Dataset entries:
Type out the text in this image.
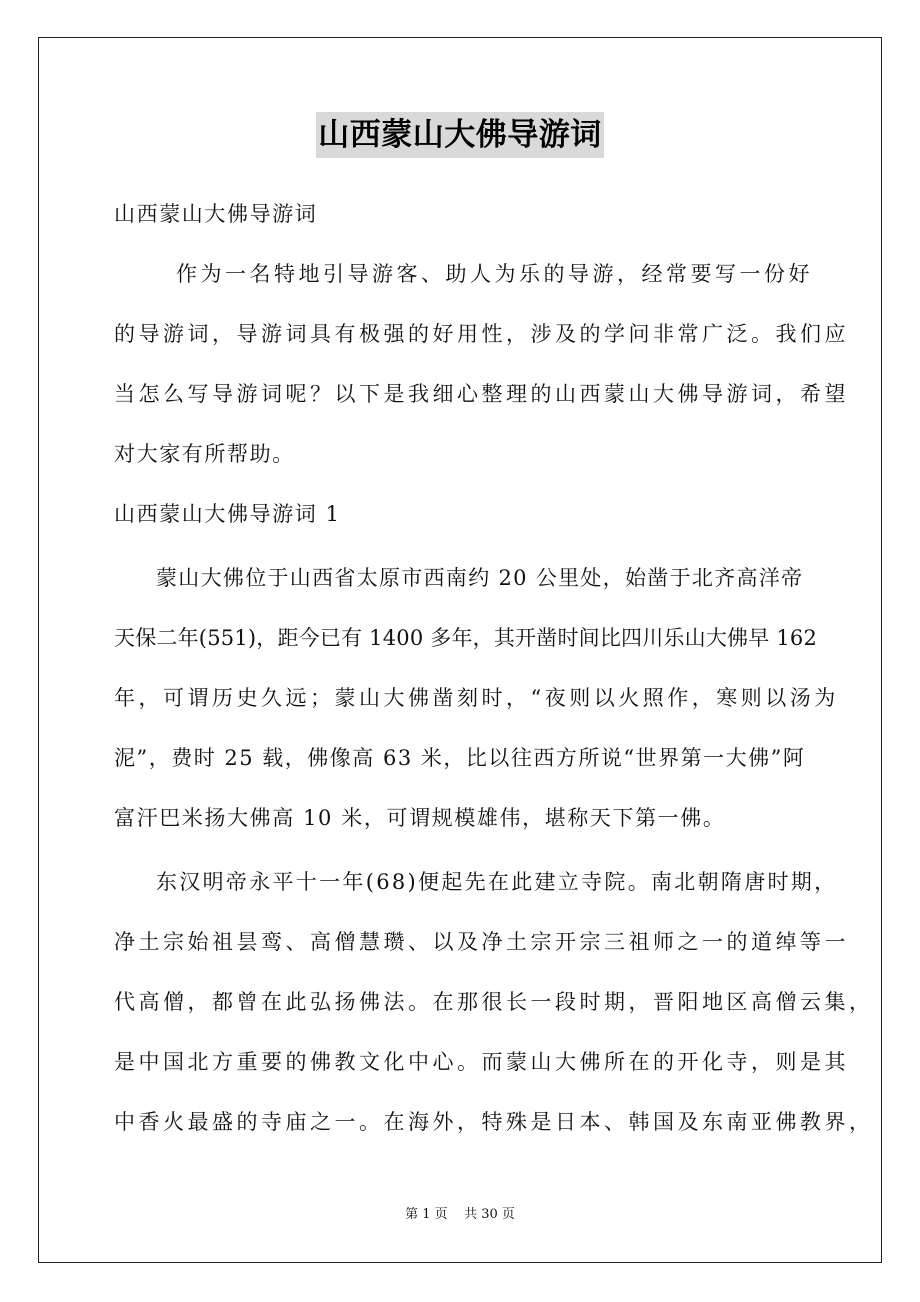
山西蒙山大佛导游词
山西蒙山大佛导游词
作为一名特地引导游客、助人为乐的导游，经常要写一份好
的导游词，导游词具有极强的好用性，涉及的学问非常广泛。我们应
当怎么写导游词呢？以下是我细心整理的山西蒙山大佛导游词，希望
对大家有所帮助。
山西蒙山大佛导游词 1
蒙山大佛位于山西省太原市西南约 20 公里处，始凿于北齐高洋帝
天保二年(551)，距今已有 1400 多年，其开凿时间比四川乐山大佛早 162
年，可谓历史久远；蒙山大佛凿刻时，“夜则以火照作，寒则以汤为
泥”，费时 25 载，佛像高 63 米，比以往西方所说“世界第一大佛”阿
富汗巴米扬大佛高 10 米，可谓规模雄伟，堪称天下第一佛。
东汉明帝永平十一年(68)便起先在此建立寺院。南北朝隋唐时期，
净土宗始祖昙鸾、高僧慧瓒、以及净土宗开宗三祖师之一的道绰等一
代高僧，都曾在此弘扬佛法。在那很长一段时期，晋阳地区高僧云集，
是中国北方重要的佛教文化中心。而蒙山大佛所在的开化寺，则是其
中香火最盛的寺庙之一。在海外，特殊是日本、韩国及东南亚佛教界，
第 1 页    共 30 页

Exercise requirements: Will you set down the records word for word while leaving out every picture?

Written reply:
Type out the text in this image.
山西蒙山大佛导游词
山西蒙山大佛导游词
作为一名特地引导游客、助人为乐的导游，经常要写一份好
的导游词，导游词具有极强的好用性，涉及的学问非常广泛。我们应
当怎么写导游词呢？以下是我细心整理的山西蒙山大佛导游词，希望
对大家有所帮助。
山西蒙山大佛导游词 1
蒙山大佛位于山西省太原市西南约 20 公里处，始凿于北齐高洋帝
天保二年(551)，距今已有 1400 多年，其开凿时间比四川乐山大佛早 162
年，可谓历史久远；蒙山大佛凿刻时，“夜则以火照作，寒则以汤为
泥”，费时 25 载，佛像高 63 米，比以往西方所说“世界第一大佛”阿
富汗巴米扬大佛高 10 米，可谓规模雄伟，堪称天下第一佛。
东汉明帝永平十一年(68)便起先在此建立寺院。南北朝隋唐时期，
净土宗始祖昙鸾、高僧慧瓒、以及净土宗开宗三祖师之一的道绰等一
代高僧，都曾在此弘扬佛法。在那很长一段时期，晋阳地区高僧云集，
是中国北方重要的佛教文化中心。而蒙山大佛所在的开化寺，则是其
中香火最盛的寺庙之一。在海外，特殊是日本、韩国及东南亚佛教界，
第 1 页    共 30 页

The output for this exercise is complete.